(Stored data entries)
::::::

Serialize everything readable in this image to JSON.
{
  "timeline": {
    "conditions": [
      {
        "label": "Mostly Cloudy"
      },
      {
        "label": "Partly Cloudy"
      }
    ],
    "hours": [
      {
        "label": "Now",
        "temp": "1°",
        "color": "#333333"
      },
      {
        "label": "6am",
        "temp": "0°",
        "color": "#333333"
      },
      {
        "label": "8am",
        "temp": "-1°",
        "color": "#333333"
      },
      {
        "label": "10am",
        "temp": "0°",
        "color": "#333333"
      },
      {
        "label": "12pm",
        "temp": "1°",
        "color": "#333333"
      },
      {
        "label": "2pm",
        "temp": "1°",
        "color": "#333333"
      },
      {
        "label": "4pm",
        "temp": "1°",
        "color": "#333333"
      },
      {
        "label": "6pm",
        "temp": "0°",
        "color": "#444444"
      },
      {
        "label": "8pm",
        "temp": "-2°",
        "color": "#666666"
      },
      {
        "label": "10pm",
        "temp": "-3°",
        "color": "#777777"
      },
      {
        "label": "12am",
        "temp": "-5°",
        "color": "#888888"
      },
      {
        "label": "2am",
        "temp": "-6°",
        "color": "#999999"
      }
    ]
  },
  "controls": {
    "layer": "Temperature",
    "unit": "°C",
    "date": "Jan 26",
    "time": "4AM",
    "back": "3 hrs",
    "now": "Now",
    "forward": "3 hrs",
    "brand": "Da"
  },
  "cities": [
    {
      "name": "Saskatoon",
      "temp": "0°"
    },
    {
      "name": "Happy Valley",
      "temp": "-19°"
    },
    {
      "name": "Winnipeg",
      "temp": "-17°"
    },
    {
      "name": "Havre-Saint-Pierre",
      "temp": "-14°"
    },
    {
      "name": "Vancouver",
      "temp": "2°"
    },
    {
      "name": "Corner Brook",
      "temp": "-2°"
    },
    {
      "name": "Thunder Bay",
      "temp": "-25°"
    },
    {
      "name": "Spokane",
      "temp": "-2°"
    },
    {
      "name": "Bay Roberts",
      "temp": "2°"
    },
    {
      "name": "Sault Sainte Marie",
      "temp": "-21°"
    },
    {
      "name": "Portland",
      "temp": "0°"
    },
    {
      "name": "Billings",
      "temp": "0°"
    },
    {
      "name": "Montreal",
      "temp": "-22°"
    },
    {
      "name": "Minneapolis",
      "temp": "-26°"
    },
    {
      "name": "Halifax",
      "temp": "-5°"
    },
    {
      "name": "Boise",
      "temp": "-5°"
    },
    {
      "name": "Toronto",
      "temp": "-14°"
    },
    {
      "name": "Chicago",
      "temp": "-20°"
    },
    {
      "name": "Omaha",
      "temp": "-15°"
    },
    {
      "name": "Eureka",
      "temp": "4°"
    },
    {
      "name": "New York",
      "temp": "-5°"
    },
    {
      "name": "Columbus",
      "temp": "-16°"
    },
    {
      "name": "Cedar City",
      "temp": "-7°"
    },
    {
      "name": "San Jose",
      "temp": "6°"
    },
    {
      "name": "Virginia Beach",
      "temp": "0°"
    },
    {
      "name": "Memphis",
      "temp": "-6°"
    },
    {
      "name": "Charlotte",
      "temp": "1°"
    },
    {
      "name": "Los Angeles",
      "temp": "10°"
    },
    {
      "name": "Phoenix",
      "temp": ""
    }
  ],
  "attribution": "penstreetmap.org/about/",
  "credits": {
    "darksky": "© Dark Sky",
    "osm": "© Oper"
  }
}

::::::

[REQUEST]
Retype the material in full, character for character.

[ANSWER TO THE EXERCISE]
Serialize everything readable in this image to JSON.
{
  "timeline": {
    "conditions": [
      {
        "label": "Mostly Cloudy"
      },
      {
        "label": "Partly Cloudy"
      }
    ],
    "hours": [
      {
        "label": "Now",
        "temp": "1°",
        "color": "#333333"
      },
      {
        "label": "6am",
        "temp": "0°",
        "color": "#333333"
      },
      {
        "label": "8am",
        "temp": "-1°",
        "color": "#333333"
      },
      {
        "label": "10am",
        "temp": "0°",
        "color": "#333333"
      },
      {
        "label": "12pm",
        "temp": "1°",
        "color": "#333333"
      },
      {
        "label": "2pm",
        "temp": "1°",
        "color": "#333333"
      },
      {
        "label": "4pm",
        "temp": "1°",
        "color": "#333333"
      },
      {
        "label": "6pm",
        "temp": "0°",
        "color": "#444444"
      },
      {
        "label": "8pm",
        "temp": "-2°",
        "color": "#666666"
      },
      {
        "label": "10pm",
        "temp": "-3°",
        "color": "#777777"
      },
      {
        "label": "12am",
        "temp": "-5°",
        "color": "#888888"
      },
      {
        "label": "2am",
        "temp": "-6°",
        "color": "#999999"
      }
    ]
  },
  "controls": {
    "layer": "Temperature",
    "unit": "°C",
    "date": "Jan 26",
    "time": "4AM",
    "back": "3 hrs",
    "now": "Now",
    "forward": "3 hrs",
    "brand": "Da"
  },
  "cities": [
    {
      "name": "Saskatoon",
      "temp": "0°"
    },
    {
      "name": "Happy Valley",
      "temp": "-19°"
    },
    {
      "name": "Winnipeg",
      "temp": "-17°"
    },
    {
      "name": "Havre-Saint-Pierre",
      "temp": "-14°"
    },
    {
      "name": "Vancouver",
      "temp": "2°"
    },
    {
      "name": "Corner Brook",
      "temp": "-2°"
    },
    {
      "name": "Thunder Bay",
      "temp": "-25°"
    },
    {
      "name": "Spokane",
      "temp": "-2°"
    },
    {
      "name": "Bay Roberts",
      "temp": "2°"
    },
    {
      "name": "Sault Sainte Marie",
      "temp": "-21°"
    },
    {
      "name": "Portland",
      "temp": "0°"
    },
    {
      "name": "Billings",
      "temp": "0°"
    },
    {
      "name": "Montreal",
      "temp": "-22°"
    },
    {
      "name": "Minneapolis",
      "temp": "-26°"
    },
    {
      "name": "Halifax",
      "temp": "-5°"
    },
    {
      "name": "Boise",
      "temp": "-5°"
    },
    {
      "name": "Toronto",
      "temp": "-14°"
    },
    {
      "name": "Chicago",
      "temp": "-20°"
    },
    {
      "name": "Omaha",
      "temp": "-15°"
    },
    {
      "name": "Eureka",
      "temp": "4°"
    },
    {
      "name": "New York",
      "temp": "-5°"
    },
    {
      "name": "Columbus",
      "temp": "-16°"
    },
    {
      "name": "Cedar City",
      "temp": "-7°"
    },
    {
      "name": "San Jose",
      "temp": "6°"
    },
    {
      "name": "Virginia Beach",
      "temp": "0°"
    },
    {
      "name": "Memphis",
      "temp": "-6°"
    },
    {
      "name": "Charlotte",
      "temp": "1°"
    },
    {
      "name": "Los Angeles",
      "temp": "10°"
    },
    {
      "name": "Phoenix",
      "temp": ""
    }
  ],
  "attribution": "penstreetmap.org/about/",
  "credits": {
    "darksky": "© Dark Sky",
    "osm": "© Oper"
  }
}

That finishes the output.